Work instructions:
Every entry must be duplicated precisely as written.

Provided entries:
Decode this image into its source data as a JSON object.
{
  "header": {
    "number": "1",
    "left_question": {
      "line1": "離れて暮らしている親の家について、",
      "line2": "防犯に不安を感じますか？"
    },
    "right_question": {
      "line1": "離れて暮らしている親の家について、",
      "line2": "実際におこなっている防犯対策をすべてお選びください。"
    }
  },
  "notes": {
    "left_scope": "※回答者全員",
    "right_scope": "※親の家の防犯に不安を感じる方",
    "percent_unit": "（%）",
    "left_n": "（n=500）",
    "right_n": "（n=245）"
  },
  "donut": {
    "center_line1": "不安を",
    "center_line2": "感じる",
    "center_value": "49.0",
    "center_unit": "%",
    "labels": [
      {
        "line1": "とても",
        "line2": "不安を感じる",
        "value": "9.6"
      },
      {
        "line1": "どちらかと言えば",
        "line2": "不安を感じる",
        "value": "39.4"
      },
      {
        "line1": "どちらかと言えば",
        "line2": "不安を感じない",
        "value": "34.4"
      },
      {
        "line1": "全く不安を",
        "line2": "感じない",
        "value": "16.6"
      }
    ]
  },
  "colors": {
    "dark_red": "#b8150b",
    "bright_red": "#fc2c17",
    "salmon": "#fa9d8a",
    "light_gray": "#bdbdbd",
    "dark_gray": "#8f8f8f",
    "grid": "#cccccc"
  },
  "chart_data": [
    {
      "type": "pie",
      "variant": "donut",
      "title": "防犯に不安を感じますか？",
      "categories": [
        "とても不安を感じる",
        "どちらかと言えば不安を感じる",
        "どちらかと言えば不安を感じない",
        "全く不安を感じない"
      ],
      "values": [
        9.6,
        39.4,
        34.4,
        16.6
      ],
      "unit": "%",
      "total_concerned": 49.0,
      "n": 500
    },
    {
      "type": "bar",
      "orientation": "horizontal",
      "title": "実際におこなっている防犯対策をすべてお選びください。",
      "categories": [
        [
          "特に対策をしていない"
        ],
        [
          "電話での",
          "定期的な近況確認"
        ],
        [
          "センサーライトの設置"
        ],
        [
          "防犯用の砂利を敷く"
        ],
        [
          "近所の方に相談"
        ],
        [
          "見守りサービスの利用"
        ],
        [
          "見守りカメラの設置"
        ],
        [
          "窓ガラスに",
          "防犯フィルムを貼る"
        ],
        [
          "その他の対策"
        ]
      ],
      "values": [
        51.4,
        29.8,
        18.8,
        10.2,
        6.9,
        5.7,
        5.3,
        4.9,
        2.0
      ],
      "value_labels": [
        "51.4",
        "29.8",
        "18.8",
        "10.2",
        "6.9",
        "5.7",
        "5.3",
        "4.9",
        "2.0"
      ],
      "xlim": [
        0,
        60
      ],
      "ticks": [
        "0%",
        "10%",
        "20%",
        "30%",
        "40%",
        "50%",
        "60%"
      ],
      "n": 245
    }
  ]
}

Result of this task:
Decode this image into its source data as a JSON object.
{
  "header": {
    "number": "1",
    "left_question": {
      "line1": "離れて暮らしている親の家について、",
      "line2": "防犯に不安を感じますか？"
    },
    "right_question": {
      "line1": "離れて暮らしている親の家について、",
      "line2": "実際におこなっている防犯対策をすべてお選びください。"
    }
  },
  "notes": {
    "left_scope": "※回答者全員",
    "right_scope": "※親の家の防犯に不安を感じる方",
    "percent_unit": "（%）",
    "left_n": "（n=500）",
    "right_n": "（n=245）"
  },
  "donut": {
    "center_line1": "不安を",
    "center_line2": "感じる",
    "center_value": "49.0",
    "center_unit": "%",
    "labels": [
      {
        "line1": "とても",
        "line2": "不安を感じる",
        "value": "9.6"
      },
      {
        "line1": "どちらかと言えば",
        "line2": "不安を感じる",
        "value": "39.4"
      },
      {
        "line1": "どちらかと言えば",
        "line2": "不安を感じない",
        "value": "34.4"
      },
      {
        "line1": "全く不安を",
        "line2": "感じない",
        "value": "16.6"
      }
    ]
  },
  "colors": {
    "dark_red": "#b8150b",
    "bright_red": "#fc2c17",
    "salmon": "#fa9d8a",
    "light_gray": "#bdbdbd",
    "dark_gray": "#8f8f8f",
    "grid": "#cccccc"
  },
  "chart_data": [
    {
      "type": "pie",
      "variant": "donut",
      "title": "防犯に不安を感じますか？",
      "categories": [
        "とても不安を感じる",
        "どちらかと言えば不安を感じる",
        "どちらかと言えば不安を感じない",
        "全く不安を感じない"
      ],
      "values": [
        9.6,
        39.4,
        34.4,
        16.6
      ],
      "unit": "%",
      "total_concerned": 49.0,
      "n": 500
    },
    {
      "type": "bar",
      "orientation": "horizontal",
      "title": "実際におこなっている防犯対策をすべてお選びください。",
      "categories": [
        [
          "特に対策をしていない"
        ],
        [
          "電話での",
          "定期的な近況確認"
        ],
        [
          "センサーライトの設置"
        ],
        [
          "防犯用の砂利を敷く"
        ],
        [
          "近所の方に相談"
        ],
        [
          "見守りサービスの利用"
        ],
        [
          "見守りカメラの設置"
        ],
        [
          "窓ガラスに",
          "防犯フィルムを貼る"
        ],
        [
          "その他の対策"
        ]
      ],
      "values": [
        51.4,
        29.8,
        18.8,
        10.2,
        6.9,
        5.7,
        5.3,
        4.9,
        2.0
      ],
      "value_labels": [
        "51.4",
        "29.8",
        "18.8",
        "10.2",
        "6.9",
        "5.7",
        "5.3",
        "4.9",
        "2.0"
      ],
      "xlim": [
        0,
        60
      ],
      "ticks": [
        "0%",
        "10%",
        "20%",
        "30%",
        "40%",
        "50%",
        "60%"
      ],
      "n": 245
    }
  ]
}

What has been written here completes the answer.